STATED EXERCISE » Filter the entries and keep only the lines where the string "水塔等孤立的高耸建筑物" appears.

Records from a data source:
>>>>
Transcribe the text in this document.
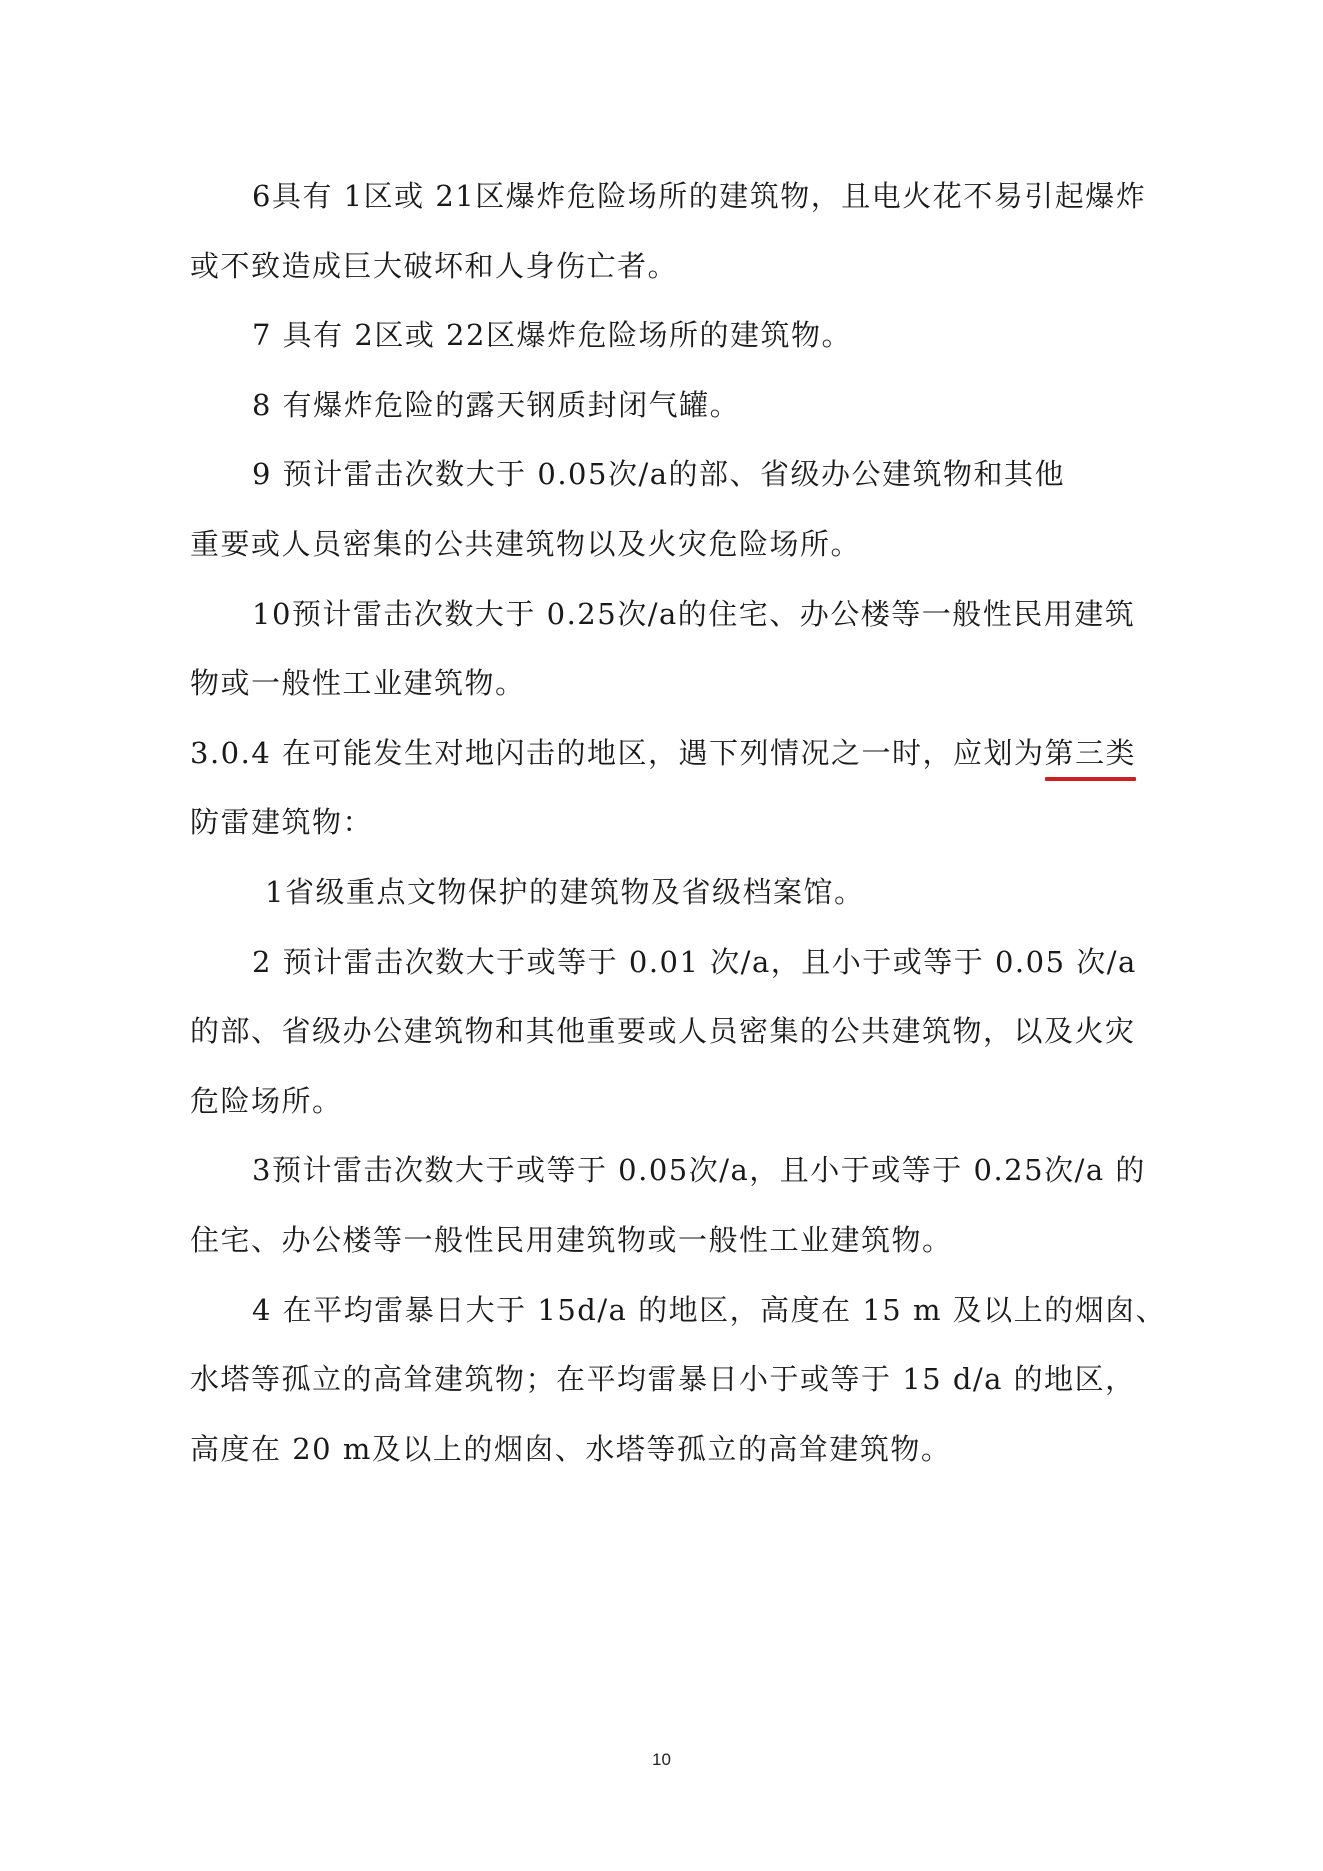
6具有 1区或 21区爆炸危险场所的建筑物，且电火花不易引起爆炸
或不致造成巨大破坏和人身伤亡者。
7 具有 2区或 22区爆炸危险场所的建筑物。
8 有爆炸危险的露天钢质封闭气罐。
9 预计雷击次数大于 0.05次/a的部、省级办公建筑物和其他
重要或人员密集的公共建筑物以及火灾危险场所。
10预计雷击次数大于 0.25次/a的住宅、办公楼等一般性民用建筑
物或一般性工业建筑物。
3.0.4 在可能发生对地闪击的地区，遇下列情况之一时，应划为第三类
防雷建筑物：
1省级重点文物保护的建筑物及省级档案馆。
2 预计雷击次数大于或等于 0.01 次/a，且小于或等于 0.05 次/a
的部、省级办公建筑物和其他重要或人员密集的公共建筑物，以及火灾
危险场所。
3预计雷击次数大于或等于 0.05次/a，且小于或等于 0.25次/a 的
住宅、办公楼等一般性民用建筑物或一般性工业建筑物。
4 在平均雷暴日大于 15d/a 的地区，高度在 15 m 及以上的烟囱、
水塔等孤立的高耸建筑物；在平均雷暴日小于或等于 15 d/a 的地区，
高度在 20 m及以上的烟囱、水塔等孤立的高耸建筑物。
10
<<<<
TASK SOLUTION »
水塔等孤立的高耸建筑物；在平均雷暴日小于或等于 15 d/a 的地区，
高度在 20 m及以上的烟囱、水塔等孤立的高耸建筑物。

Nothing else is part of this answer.